Set problem
Count the lines below that contain the word "форме", and reply with only that number.

Records to process
------------------------------------------------------------
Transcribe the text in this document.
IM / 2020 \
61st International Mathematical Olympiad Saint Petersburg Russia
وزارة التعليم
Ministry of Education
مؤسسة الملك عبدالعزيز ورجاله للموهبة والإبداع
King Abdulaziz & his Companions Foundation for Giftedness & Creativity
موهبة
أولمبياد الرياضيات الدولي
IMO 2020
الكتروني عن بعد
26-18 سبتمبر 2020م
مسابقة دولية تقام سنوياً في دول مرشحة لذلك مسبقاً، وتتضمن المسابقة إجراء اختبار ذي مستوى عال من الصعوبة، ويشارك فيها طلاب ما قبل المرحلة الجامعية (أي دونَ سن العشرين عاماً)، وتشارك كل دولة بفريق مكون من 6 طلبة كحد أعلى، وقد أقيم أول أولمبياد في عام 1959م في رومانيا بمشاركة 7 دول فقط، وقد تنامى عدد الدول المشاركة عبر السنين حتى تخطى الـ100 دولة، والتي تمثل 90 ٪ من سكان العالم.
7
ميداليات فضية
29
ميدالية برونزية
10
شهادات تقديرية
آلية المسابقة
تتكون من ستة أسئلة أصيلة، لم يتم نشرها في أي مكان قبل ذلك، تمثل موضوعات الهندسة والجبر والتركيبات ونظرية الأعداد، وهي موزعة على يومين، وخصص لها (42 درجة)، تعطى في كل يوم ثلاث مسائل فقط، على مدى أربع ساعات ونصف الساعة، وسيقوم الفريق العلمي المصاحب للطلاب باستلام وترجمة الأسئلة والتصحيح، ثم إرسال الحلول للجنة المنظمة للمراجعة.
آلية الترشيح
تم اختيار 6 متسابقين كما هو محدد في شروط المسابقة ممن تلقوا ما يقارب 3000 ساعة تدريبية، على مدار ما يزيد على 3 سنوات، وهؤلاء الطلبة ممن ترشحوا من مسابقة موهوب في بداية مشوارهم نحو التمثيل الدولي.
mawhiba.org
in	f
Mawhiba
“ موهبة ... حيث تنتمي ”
------------------------------------------------------------
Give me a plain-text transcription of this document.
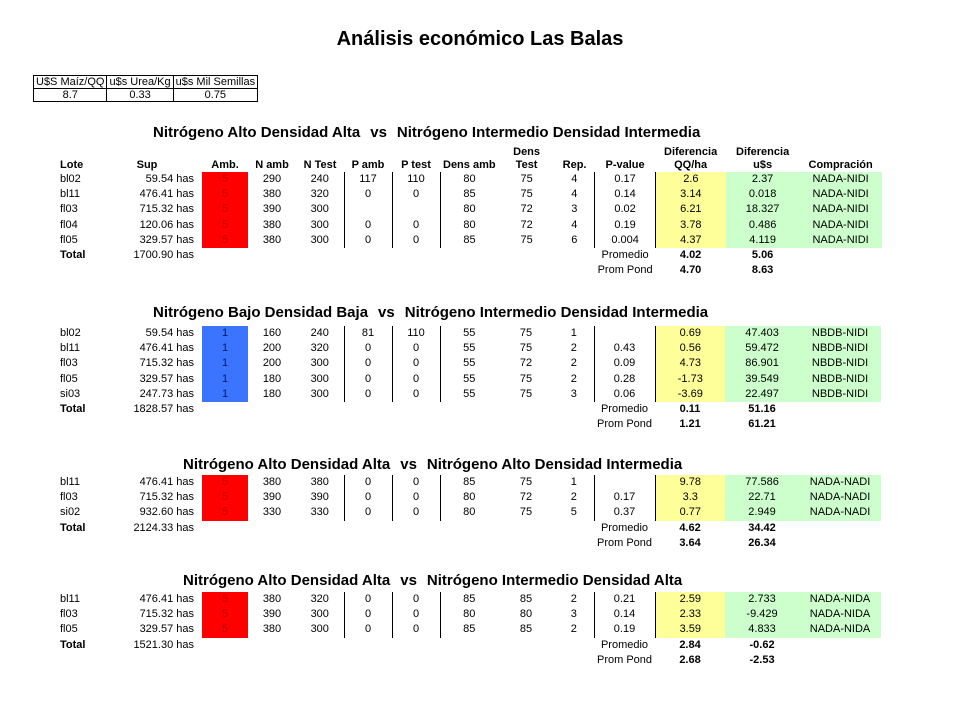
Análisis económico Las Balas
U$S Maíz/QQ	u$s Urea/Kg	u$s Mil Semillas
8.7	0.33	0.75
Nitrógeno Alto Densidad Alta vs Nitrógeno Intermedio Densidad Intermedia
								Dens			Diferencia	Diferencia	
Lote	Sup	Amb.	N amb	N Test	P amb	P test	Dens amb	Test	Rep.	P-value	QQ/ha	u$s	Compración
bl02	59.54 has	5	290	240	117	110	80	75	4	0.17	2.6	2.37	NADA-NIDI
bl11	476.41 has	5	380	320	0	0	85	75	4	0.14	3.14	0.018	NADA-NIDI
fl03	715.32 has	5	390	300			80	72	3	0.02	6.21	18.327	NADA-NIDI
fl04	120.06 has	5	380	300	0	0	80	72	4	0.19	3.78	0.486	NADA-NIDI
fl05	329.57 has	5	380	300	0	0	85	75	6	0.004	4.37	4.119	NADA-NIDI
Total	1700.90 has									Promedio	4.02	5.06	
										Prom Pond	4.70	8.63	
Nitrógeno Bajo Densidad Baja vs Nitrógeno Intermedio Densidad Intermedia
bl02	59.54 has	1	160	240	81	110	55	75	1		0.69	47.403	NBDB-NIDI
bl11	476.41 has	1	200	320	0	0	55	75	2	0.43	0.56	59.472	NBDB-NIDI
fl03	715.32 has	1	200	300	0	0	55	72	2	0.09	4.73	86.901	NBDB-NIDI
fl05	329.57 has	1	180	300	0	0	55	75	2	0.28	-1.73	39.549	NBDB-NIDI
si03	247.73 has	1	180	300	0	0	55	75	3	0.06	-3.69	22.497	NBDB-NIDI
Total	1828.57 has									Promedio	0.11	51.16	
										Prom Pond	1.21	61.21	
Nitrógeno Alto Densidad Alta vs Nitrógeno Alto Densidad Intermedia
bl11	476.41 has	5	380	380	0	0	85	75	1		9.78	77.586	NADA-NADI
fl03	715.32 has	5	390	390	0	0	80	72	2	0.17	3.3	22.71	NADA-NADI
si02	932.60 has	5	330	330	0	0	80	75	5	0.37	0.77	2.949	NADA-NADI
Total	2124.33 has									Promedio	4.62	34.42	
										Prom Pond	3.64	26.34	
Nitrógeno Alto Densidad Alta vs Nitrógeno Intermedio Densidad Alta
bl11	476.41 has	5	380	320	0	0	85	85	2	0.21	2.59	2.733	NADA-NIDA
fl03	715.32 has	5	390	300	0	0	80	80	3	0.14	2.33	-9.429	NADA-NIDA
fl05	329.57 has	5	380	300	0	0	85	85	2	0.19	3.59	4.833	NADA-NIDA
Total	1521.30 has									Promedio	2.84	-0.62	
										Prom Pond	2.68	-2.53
------------------------------------------------------------
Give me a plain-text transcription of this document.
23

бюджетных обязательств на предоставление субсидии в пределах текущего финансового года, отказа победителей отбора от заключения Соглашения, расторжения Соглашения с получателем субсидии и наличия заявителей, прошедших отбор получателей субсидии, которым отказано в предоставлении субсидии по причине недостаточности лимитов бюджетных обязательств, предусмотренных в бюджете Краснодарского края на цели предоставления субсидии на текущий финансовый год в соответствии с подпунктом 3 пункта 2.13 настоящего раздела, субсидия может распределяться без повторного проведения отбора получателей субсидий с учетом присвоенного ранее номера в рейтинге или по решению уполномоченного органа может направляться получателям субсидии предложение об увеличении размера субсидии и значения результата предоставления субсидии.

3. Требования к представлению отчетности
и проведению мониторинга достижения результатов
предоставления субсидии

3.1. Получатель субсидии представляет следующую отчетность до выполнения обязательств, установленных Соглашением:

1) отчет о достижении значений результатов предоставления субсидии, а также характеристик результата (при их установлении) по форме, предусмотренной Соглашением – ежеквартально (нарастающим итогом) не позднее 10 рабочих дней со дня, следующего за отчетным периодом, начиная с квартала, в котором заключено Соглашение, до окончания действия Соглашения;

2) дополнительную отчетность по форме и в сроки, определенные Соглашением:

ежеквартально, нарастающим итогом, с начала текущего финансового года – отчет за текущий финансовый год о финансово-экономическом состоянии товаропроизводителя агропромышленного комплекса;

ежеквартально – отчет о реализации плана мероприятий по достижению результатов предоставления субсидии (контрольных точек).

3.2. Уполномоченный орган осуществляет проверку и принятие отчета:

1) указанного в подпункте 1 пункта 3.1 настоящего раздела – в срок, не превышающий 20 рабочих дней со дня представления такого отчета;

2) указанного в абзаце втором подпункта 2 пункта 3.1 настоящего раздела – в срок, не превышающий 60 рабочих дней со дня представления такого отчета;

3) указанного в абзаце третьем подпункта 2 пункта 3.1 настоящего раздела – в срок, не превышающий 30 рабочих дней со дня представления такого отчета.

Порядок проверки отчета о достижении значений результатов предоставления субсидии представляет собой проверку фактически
------------------------------------------------------------
Worked solution
2